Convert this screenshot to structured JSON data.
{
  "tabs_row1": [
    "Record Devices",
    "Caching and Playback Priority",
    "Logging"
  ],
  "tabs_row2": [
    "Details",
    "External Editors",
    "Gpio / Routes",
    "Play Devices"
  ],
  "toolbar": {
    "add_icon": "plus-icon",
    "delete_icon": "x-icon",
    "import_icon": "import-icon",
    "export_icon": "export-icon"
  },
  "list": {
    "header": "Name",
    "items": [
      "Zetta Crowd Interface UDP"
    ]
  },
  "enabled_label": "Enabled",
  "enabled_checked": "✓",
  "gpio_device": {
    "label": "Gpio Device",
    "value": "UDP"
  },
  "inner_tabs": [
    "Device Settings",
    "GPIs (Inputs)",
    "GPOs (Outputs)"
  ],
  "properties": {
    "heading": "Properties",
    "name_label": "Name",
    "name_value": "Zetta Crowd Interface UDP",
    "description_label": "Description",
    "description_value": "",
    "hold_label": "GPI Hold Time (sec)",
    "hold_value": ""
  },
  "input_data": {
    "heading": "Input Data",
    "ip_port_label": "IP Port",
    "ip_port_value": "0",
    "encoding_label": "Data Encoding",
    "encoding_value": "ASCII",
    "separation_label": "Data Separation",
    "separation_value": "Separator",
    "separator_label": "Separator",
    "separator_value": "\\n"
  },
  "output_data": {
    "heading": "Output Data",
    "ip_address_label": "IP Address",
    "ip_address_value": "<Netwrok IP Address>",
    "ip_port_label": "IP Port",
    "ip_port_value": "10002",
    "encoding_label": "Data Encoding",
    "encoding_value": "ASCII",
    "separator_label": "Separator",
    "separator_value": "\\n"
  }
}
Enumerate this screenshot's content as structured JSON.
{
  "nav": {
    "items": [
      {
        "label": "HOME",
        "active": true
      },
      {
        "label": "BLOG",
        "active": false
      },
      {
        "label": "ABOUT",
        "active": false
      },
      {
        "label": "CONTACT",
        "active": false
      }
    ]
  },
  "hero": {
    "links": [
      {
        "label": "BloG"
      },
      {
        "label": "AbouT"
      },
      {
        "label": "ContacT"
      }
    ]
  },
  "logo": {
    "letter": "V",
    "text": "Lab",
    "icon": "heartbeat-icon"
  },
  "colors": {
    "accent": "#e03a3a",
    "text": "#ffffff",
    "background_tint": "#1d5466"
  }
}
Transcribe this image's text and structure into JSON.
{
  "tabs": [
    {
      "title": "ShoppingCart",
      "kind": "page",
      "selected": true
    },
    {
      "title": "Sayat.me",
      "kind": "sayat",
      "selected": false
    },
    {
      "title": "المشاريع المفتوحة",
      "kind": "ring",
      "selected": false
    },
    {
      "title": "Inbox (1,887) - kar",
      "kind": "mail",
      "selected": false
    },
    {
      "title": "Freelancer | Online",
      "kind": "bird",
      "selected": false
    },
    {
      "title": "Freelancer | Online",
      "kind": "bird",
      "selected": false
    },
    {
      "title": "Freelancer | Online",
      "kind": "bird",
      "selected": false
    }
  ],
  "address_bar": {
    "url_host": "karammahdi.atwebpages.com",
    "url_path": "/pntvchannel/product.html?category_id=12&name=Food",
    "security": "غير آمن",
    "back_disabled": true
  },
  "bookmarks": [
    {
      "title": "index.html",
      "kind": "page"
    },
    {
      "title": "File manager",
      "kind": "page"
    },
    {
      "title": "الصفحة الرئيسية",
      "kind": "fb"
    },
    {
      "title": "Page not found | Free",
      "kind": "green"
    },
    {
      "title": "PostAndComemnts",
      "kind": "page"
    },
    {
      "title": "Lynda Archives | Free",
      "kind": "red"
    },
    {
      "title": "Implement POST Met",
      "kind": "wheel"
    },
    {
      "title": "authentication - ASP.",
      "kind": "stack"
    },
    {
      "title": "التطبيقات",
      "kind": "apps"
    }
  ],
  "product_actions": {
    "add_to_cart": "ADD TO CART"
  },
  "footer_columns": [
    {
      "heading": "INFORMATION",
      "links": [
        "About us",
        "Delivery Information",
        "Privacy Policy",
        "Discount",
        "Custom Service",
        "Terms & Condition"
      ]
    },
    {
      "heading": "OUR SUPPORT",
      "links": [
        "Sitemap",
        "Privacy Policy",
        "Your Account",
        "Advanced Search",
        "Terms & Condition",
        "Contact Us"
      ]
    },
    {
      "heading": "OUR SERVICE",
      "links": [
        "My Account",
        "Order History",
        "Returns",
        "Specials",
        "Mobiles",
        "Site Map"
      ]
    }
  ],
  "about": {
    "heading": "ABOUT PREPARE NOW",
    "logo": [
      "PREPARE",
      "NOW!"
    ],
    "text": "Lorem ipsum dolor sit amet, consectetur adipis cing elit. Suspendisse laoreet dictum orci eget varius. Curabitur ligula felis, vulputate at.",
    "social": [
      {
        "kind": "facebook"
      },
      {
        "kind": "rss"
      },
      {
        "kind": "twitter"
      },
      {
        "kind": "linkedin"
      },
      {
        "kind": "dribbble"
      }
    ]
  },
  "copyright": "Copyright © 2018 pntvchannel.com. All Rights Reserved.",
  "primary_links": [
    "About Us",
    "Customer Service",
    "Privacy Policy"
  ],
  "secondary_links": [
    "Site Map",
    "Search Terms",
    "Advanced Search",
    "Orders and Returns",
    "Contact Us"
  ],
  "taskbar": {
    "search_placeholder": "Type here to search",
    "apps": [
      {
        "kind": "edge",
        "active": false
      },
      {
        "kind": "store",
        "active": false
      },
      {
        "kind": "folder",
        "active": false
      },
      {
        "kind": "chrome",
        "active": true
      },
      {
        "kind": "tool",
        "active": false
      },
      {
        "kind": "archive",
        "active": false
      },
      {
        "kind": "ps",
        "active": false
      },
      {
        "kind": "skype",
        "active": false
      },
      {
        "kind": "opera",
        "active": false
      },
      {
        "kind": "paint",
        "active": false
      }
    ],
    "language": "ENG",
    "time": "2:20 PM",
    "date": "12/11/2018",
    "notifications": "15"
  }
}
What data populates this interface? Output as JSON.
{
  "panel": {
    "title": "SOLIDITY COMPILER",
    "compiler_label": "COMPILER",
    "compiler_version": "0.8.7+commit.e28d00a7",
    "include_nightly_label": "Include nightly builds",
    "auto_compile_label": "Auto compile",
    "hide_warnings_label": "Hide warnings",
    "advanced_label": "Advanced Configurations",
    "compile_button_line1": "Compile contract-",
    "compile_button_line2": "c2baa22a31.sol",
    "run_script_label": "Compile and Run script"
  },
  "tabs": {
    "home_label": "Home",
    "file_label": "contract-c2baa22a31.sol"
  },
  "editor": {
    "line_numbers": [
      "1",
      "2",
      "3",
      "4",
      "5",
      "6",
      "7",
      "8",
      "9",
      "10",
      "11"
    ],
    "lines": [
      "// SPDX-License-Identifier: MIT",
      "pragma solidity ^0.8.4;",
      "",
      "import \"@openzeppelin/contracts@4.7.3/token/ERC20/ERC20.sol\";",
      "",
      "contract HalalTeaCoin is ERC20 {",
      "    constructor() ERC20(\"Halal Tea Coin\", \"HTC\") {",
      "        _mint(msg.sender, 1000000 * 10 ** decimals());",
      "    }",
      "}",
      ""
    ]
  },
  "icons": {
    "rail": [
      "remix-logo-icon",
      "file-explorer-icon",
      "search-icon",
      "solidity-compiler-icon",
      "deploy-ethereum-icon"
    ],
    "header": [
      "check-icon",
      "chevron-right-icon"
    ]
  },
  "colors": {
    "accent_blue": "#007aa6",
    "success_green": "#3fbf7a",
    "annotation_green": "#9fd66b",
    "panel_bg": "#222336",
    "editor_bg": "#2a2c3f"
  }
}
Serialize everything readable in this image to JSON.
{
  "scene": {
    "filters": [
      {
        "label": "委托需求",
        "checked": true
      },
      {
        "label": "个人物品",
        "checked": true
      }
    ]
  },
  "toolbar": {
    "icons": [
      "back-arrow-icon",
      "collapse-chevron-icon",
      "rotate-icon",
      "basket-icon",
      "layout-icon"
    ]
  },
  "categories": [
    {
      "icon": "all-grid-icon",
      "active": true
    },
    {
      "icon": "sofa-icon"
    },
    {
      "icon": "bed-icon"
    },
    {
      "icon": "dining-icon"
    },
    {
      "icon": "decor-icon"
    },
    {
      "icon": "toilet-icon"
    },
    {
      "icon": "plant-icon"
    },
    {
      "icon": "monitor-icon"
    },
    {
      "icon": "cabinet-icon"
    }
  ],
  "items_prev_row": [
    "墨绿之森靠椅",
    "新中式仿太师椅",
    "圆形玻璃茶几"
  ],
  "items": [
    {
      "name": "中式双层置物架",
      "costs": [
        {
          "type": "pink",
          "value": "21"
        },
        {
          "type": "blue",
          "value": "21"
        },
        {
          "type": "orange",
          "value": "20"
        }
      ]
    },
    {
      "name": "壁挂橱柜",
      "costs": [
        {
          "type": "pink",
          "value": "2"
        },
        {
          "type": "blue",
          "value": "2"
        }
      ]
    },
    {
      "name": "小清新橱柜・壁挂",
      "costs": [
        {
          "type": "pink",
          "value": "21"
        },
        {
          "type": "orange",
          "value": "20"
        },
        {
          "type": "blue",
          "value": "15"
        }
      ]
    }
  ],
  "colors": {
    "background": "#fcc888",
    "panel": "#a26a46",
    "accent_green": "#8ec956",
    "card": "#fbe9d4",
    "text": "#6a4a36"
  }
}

━━━━

(Your instructions)
Return each line with "chevron".

(Answer to the task)
      "chevron-right-icon"
      "collapse-chevron-icon",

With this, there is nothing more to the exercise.